Data records:
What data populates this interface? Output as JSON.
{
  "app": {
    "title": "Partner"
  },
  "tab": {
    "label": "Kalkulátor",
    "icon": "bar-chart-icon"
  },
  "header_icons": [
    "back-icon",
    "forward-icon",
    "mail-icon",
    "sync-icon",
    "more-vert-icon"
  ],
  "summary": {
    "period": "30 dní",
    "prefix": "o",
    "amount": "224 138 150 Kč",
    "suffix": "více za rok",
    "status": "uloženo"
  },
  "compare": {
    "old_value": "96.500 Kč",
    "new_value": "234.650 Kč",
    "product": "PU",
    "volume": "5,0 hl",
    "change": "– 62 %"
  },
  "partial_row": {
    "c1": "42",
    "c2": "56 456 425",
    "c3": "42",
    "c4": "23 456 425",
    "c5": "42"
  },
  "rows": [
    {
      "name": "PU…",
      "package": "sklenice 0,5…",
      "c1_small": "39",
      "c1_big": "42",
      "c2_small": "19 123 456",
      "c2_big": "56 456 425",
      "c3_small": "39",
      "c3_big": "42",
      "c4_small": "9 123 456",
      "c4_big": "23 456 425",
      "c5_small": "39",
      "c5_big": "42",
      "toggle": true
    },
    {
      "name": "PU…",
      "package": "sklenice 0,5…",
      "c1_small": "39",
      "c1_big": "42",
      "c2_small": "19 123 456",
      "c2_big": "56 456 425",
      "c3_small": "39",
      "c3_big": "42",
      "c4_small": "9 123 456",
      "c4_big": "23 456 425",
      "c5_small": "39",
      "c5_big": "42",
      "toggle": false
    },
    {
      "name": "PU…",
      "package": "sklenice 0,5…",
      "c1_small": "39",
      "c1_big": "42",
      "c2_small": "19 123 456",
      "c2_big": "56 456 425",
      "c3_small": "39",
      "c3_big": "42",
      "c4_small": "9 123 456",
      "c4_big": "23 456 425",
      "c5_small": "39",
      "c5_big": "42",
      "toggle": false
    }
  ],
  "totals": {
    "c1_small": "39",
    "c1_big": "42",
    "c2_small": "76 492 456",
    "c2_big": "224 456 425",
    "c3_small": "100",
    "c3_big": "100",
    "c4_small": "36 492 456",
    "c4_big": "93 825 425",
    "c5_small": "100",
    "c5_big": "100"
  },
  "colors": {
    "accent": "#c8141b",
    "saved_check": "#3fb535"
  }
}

WRITTEN EXERCISE. Recopy the entries above exactly, with every line included.

RESULT OF THIS EXERCISE.
What data populates this interface? Output as JSON.
{
  "app": {
    "title": "Partner"
  },
  "tab": {
    "label": "Kalkulátor",
    "icon": "bar-chart-icon"
  },
  "header_icons": [
    "back-icon",
    "forward-icon",
    "mail-icon",
    "sync-icon",
    "more-vert-icon"
  ],
  "summary": {
    "period": "30 dní",
    "prefix": "o",
    "amount": "224 138 150 Kč",
    "suffix": "více za rok",
    "status": "uloženo"
  },
  "compare": {
    "old_value": "96.500 Kč",
    "new_value": "234.650 Kč",
    "product": "PU",
    "volume": "5,0 hl",
    "change": "– 62 %"
  },
  "partial_row": {
    "c1": "42",
    "c2": "56 456 425",
    "c3": "42",
    "c4": "23 456 425",
    "c5": "42"
  },
  "rows": [
    {
      "name": "PU…",
      "package": "sklenice 0,5…",
      "c1_small": "39",
      "c1_big": "42",
      "c2_small": "19 123 456",
      "c2_big": "56 456 425",
      "c3_small": "39",
      "c3_big": "42",
      "c4_small": "9 123 456",
      "c4_big": "23 456 425",
      "c5_small": "39",
      "c5_big": "42",
      "toggle": true
    },
    {
      "name": "PU…",
      "package": "sklenice 0,5…",
      "c1_small": "39",
      "c1_big": "42",
      "c2_small": "19 123 456",
      "c2_big": "56 456 425",
      "c3_small": "39",
      "c3_big": "42",
      "c4_small": "9 123 456",
      "c4_big": "23 456 425",
      "c5_small": "39",
      "c5_big": "42",
      "toggle": false
    },
    {
      "name": "PU…",
      "package": "sklenice 0,5…",
      "c1_small": "39",
      "c1_big": "42",
      "c2_small": "19 123 456",
      "c2_big": "56 456 425",
      "c3_small": "39",
      "c3_big": "42",
      "c4_small": "9 123 456",
      "c4_big": "23 456 425",
      "c5_small": "39",
      "c5_big": "42",
      "toggle": false
    }
  ],
  "totals": {
    "c1_small": "39",
    "c1_big": "42",
    "c2_small": "76 492 456",
    "c2_big": "224 456 425",
    "c3_small": "100",
    "c3_big": "100",
    "c4_small": "36 492 456",
    "c4_big": "93 825 425",
    "c5_small": "100",
    "c5_big": "100"
  },
  "colors": {
    "accent": "#c8141b",
    "saved_check": "#3fb535"
  }
}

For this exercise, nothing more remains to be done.